▸ **Exercise**
Pick out each line with the word "placeholder" from the material that follows.

═══ Record excerpts ═══

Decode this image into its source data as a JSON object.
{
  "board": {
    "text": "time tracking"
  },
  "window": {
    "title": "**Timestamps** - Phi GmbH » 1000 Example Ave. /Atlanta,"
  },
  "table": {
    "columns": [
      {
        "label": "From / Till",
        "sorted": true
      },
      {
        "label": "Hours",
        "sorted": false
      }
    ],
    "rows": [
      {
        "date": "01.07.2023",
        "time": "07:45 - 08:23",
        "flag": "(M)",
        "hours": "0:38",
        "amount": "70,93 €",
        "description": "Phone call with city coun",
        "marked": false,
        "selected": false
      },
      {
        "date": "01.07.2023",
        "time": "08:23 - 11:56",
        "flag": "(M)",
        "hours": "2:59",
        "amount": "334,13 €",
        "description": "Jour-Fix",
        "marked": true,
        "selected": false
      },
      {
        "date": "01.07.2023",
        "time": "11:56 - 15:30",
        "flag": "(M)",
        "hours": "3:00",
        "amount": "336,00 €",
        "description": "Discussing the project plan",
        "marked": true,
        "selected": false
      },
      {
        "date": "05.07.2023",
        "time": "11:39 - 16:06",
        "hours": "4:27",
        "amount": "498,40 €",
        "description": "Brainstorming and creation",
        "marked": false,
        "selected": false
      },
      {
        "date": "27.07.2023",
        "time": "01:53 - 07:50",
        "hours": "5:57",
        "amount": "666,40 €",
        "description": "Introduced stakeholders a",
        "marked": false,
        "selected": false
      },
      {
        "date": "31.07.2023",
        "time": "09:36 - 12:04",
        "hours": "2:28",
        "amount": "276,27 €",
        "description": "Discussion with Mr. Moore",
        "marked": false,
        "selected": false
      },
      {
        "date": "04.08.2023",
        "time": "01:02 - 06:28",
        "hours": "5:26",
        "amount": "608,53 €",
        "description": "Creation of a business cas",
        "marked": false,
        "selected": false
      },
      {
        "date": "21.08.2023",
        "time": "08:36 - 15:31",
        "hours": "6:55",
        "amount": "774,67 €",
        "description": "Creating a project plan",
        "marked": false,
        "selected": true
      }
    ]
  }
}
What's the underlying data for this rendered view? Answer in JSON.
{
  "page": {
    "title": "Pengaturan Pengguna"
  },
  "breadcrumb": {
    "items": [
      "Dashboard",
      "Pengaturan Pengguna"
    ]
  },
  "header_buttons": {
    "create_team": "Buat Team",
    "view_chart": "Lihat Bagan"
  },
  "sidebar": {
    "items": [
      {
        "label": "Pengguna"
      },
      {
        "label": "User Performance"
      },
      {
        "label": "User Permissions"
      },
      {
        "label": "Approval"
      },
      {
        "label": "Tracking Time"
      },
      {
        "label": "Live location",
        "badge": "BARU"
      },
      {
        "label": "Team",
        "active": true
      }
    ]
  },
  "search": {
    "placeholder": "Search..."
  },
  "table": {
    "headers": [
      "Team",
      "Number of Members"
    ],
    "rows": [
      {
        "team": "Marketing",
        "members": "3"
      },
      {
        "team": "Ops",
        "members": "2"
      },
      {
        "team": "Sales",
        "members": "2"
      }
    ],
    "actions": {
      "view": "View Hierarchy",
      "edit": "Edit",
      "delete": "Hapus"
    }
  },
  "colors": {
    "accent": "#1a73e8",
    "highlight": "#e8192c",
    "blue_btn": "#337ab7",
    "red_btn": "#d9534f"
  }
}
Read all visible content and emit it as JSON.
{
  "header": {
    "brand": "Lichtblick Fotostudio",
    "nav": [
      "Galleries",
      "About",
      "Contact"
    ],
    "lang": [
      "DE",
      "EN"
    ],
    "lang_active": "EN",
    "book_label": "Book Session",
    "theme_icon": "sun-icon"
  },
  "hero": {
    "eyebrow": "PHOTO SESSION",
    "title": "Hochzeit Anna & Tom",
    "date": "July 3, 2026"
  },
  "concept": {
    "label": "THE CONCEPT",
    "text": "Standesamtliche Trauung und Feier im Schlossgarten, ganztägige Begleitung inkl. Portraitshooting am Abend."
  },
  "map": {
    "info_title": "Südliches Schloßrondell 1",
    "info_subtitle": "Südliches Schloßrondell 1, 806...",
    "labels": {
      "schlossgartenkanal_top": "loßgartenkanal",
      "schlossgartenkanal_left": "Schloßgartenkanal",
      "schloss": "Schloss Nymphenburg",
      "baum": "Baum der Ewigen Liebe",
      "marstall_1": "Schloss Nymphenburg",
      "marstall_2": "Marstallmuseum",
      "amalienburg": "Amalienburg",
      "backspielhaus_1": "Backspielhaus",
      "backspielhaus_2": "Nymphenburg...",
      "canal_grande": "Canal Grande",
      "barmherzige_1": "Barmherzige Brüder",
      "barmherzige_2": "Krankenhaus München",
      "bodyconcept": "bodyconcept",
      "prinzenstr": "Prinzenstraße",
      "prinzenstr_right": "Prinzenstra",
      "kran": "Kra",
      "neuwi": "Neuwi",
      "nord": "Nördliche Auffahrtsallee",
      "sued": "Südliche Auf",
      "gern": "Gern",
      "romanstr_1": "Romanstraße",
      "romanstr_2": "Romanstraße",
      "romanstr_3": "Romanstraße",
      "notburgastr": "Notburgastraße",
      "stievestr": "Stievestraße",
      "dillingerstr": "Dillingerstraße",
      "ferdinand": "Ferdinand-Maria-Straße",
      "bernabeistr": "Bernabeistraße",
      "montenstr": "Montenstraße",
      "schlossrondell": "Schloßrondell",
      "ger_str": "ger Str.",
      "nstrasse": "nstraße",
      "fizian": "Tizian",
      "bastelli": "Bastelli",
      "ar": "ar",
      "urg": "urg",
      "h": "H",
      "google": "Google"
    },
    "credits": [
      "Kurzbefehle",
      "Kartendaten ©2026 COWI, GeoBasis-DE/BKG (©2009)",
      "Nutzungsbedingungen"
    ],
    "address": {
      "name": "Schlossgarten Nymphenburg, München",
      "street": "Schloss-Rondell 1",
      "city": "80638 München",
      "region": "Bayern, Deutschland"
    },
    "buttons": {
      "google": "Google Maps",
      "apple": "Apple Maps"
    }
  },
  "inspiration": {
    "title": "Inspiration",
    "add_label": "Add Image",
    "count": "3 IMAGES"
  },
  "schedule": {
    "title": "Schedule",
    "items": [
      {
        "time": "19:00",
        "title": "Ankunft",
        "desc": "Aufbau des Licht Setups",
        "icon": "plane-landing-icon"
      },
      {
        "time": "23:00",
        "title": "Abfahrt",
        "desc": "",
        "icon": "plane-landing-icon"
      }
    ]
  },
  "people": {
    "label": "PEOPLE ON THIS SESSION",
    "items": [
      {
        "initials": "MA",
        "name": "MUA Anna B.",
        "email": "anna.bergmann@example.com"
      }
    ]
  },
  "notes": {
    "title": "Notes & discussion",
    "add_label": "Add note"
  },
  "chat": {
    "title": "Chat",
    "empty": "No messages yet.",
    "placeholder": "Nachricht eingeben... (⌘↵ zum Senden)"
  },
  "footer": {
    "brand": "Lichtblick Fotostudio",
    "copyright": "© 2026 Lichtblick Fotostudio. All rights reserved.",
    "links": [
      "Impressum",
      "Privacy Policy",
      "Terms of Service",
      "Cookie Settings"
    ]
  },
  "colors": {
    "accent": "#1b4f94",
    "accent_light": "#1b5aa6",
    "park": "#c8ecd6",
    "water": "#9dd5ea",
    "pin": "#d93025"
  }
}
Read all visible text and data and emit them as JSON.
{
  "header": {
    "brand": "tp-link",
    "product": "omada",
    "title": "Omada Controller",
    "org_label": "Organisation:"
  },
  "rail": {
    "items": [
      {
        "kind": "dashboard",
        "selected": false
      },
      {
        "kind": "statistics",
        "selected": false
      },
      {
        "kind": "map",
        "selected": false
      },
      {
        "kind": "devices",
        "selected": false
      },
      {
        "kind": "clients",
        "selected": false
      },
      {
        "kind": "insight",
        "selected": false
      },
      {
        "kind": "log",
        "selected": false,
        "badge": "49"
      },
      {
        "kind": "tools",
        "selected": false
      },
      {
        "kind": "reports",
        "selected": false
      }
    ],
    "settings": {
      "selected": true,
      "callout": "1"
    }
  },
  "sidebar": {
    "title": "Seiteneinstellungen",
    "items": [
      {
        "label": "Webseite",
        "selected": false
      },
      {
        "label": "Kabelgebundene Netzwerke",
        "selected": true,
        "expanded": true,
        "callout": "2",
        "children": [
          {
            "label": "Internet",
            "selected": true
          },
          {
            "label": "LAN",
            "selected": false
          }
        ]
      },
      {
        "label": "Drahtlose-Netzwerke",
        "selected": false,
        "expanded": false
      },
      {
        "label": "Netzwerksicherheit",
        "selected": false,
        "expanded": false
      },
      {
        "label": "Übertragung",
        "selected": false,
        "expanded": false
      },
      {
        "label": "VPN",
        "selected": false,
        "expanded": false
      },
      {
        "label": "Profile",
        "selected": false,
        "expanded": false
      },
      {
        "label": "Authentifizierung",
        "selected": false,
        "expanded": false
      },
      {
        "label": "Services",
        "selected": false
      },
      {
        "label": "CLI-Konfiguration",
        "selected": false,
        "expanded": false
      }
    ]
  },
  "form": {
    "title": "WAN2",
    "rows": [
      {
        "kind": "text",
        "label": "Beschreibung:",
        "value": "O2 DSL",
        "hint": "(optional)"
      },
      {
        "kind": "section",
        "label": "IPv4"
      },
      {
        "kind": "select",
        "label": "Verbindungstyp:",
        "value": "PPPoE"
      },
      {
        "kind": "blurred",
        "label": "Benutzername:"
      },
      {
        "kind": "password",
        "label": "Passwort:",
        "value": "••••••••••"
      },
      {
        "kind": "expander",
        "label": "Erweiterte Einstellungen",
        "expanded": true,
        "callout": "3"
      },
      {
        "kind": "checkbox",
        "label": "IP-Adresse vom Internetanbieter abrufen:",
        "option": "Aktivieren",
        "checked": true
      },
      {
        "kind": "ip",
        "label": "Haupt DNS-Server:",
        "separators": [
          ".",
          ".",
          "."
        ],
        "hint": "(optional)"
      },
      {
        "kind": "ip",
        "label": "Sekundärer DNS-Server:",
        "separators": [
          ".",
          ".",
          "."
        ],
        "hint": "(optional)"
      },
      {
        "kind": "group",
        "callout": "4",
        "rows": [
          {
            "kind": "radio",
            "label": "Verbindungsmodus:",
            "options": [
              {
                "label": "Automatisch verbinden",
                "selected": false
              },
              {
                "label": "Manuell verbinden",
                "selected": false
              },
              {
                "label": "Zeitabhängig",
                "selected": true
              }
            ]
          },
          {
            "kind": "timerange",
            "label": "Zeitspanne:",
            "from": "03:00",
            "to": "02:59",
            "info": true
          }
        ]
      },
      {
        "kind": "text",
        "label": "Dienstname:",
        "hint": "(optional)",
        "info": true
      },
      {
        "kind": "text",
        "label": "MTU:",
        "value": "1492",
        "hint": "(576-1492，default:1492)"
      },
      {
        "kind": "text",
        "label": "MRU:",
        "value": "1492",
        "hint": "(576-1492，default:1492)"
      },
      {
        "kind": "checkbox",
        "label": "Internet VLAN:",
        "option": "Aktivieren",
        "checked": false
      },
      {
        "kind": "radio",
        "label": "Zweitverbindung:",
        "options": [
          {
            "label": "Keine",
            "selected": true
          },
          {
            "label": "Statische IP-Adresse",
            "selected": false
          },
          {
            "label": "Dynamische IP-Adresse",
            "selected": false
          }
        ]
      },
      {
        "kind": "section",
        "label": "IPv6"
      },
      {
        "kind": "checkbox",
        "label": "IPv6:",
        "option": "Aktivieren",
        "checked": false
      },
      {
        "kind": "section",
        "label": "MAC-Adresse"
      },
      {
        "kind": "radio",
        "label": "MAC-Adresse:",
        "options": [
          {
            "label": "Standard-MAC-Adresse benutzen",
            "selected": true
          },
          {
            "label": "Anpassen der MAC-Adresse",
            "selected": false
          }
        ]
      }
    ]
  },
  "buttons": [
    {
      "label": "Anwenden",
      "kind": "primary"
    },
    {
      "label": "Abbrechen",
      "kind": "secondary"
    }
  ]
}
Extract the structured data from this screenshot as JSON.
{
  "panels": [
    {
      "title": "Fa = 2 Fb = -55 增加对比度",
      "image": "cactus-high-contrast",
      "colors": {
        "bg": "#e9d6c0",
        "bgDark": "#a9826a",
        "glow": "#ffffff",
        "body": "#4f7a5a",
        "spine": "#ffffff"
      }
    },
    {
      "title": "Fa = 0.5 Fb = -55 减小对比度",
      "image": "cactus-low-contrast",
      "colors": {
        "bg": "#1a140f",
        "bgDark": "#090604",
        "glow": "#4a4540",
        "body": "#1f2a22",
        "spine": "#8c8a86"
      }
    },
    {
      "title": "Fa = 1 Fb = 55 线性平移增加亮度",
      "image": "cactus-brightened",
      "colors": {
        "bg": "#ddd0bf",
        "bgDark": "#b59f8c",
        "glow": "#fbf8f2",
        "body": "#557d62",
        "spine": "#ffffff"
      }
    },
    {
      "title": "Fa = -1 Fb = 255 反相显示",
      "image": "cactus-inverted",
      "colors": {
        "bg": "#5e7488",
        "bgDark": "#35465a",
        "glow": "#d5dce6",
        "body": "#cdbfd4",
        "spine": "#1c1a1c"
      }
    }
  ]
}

═══

▸ **Task response**
    "placeholder": "Search..."
    "placeholder": "Nachricht eingeben... (⌘↵ zum Senden)"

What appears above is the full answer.